DATA EXCERPTS:
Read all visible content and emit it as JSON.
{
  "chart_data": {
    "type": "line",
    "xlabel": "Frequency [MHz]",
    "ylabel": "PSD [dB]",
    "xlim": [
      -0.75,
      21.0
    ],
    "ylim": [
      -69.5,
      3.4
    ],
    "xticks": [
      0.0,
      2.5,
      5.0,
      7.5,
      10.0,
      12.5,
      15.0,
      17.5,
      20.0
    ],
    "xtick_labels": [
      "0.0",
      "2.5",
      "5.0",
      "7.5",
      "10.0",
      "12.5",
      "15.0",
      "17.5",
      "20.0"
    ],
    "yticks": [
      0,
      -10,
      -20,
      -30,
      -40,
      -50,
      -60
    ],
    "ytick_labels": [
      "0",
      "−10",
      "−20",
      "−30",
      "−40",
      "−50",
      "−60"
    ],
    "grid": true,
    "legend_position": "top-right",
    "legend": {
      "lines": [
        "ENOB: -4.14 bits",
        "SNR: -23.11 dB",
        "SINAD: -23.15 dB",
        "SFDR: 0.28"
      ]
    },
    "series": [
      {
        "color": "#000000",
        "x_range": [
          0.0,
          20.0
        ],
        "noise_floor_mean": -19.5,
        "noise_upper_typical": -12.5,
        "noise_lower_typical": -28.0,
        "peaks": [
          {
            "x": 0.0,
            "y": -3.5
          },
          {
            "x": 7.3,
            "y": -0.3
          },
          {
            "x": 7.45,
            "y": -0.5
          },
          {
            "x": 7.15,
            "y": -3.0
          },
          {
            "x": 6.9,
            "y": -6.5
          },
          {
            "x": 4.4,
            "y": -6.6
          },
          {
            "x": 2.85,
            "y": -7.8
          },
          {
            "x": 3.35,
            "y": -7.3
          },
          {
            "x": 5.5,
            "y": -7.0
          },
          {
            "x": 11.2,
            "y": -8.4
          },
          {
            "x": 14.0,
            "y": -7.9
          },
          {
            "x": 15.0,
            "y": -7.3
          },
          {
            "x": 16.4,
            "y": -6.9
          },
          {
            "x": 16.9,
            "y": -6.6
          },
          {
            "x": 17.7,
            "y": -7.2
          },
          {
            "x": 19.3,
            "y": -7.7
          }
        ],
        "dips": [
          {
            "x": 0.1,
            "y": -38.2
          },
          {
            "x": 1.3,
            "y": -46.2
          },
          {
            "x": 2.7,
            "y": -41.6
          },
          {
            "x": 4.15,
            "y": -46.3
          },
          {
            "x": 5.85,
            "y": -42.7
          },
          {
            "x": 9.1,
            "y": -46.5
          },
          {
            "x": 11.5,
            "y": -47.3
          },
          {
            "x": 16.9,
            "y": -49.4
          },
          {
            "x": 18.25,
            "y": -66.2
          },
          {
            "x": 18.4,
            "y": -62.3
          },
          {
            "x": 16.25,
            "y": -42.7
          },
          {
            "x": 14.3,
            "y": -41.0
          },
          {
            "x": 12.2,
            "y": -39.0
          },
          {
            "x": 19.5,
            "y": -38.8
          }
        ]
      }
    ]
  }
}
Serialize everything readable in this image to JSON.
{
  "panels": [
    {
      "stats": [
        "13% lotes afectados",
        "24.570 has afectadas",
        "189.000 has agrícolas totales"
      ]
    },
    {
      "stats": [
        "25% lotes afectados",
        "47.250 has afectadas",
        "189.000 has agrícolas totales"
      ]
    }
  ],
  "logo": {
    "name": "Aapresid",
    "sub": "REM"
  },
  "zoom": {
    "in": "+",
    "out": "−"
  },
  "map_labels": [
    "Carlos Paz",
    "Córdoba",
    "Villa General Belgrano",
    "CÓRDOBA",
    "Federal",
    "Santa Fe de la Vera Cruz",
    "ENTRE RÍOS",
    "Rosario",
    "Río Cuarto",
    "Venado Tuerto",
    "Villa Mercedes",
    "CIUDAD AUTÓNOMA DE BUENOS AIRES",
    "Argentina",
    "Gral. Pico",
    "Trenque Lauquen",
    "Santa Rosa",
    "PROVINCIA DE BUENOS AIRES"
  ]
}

WORK TO BE COMPLETED:
Copy each line of the listing that contains the string "BUENOS".

EXERCISE SOLUTION:
    "CIUDAD AUTÓNOMA DE BUENOS AIRES",
    "PROVINCIA DE BUENOS AIRES"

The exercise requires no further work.